__TO-DO LIST__
(a) For the article on First National Financial below, decide whether each statement agrees with it: (i) First National Financial shares have returned 84% since the company's IPO; (ii) TD stock has a higher dividend yield than First National Financial stock; (iii) First National's sales grew 5% in 2019. Answer yes or no for each and quote the deciding words.
(b) Summarize the article on First National Financial below in two sentences.

__GIVEN PASSAGE__
####

Canadian banks such as Royal Bank of Canada and Toronto-Dominion Bank are well known among investors. The two banking giants have created massive wealth over the last few decades via capital appreciation and dividends. However, there is another financial stock on the TSX that is much smaller compared to Canada’s largest banks but has generated outsized returns ever since going public back in 2011.
Shares of mortgage lender First National Financial (TSX:FN) have returned 84% since its IPO. Comparatively, the RY and TD stocks have returned 76.6% and 59.6%, respectively, in this period.
Further, First National Financial stock has a forward dividend yield of 5.7%. The dividend yield for RY stock and TD stock stands at 4.7% and 5.3% respectively. So why has First National Financial outperformed Canada’s banking heavyweights? Moreover, let’s take a look at whether the stock remains a good pick for long-term investors right now.
First National Financial is a residential lender
First National is Canada’s largest non-bank lender and is valued at a market cap of $2.1 billion. It is a leading non-bank mortgage originator and underwriter with a huge domestic presence. The company generates revenue by the value of its Mortgages Under Administration (MUA) that surpassed $100 billion in 2019.
In the last year, the company served over 300,000 borrowers with $111.4 billion in MUA, a record high and 5% up compared to 2018. In 2019, FN sales grew 12% to $1.3 billion driven by growth in MUA and mortgage origination. Its net income also reached a record of $177.2 million, while it paid $144.4 million in dividends.

####

Spatial layout data

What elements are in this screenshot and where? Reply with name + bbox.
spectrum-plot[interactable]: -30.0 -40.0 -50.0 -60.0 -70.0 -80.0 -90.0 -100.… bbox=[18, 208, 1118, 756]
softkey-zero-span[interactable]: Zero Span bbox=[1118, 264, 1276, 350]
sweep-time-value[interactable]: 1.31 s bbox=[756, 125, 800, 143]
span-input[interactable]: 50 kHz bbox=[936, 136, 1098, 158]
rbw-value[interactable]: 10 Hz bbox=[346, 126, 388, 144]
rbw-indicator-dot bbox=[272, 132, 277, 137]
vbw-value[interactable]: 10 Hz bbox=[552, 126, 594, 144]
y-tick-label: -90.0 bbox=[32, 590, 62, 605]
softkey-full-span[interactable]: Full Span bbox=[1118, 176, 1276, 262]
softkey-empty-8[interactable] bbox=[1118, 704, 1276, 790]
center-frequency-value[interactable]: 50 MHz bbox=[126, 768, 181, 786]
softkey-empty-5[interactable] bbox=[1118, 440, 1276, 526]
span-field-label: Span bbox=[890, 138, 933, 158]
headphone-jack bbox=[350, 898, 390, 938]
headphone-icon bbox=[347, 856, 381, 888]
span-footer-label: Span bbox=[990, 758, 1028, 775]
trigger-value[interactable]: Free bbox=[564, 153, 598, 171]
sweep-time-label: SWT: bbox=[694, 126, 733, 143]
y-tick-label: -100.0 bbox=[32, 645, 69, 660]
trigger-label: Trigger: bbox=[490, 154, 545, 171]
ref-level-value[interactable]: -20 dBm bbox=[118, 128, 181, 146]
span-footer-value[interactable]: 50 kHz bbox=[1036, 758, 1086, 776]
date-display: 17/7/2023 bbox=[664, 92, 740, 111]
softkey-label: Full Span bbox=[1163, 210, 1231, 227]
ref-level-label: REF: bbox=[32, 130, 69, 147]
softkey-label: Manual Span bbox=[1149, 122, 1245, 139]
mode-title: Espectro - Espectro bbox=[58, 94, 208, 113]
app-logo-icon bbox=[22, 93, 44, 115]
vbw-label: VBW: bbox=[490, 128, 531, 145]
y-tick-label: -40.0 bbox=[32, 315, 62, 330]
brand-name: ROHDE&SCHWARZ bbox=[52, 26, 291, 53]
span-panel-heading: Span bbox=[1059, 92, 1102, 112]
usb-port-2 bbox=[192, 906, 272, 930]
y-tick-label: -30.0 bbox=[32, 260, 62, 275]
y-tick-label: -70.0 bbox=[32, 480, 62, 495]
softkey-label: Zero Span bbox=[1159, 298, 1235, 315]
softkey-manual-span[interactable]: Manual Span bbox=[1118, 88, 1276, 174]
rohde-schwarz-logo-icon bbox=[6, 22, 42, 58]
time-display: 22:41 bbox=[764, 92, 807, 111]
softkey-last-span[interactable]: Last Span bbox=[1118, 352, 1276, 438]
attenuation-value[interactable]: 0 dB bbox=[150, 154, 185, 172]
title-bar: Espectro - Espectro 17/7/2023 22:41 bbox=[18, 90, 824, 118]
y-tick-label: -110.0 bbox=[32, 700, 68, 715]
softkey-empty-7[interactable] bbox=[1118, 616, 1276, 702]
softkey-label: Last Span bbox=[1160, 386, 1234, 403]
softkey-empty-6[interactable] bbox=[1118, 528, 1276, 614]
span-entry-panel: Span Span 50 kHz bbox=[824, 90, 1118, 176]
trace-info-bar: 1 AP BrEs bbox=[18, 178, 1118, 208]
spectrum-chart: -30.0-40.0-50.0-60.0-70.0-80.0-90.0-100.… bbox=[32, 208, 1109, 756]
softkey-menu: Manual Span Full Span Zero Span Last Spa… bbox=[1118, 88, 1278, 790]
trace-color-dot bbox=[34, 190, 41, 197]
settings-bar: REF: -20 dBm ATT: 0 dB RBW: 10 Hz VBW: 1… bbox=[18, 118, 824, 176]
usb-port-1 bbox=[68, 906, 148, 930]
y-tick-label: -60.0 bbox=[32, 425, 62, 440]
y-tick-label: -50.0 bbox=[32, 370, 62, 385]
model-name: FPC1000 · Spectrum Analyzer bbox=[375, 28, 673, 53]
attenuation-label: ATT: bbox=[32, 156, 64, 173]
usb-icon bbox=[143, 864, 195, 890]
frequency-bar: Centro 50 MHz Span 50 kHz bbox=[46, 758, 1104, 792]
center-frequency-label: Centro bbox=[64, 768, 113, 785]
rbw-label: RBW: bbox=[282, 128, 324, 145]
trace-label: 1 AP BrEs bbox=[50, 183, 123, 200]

####

__WORKED ANSWERS__
(a)
(i) Yes: "Shares of mortgage lender First National Financial (TSX:FN) have returned 84% since its IPO."
(ii) No: "First National Financial stock has a forward dividend yield of 5.7%" and "The dividend yield for RY stock and TD stock stands at 4.7% and 5.3% respectively."
(iii) No: "In 2019, FN sales grew 12% to $1.3 billion"

(b) Mortgage lender First National Financial, Canada's largest non-bank lender, has returned 84% since its 2011 IPO, more than Royal Bank of Canada and Toronto-Dominion Bank, and its 5.7% forward dividend yield is also higher than theirs. In 2019 its Mortgages Under Administration reached a record $111.4 billion, sales grew 12% to $1.3 billion, and net income hit a record $177.2 million.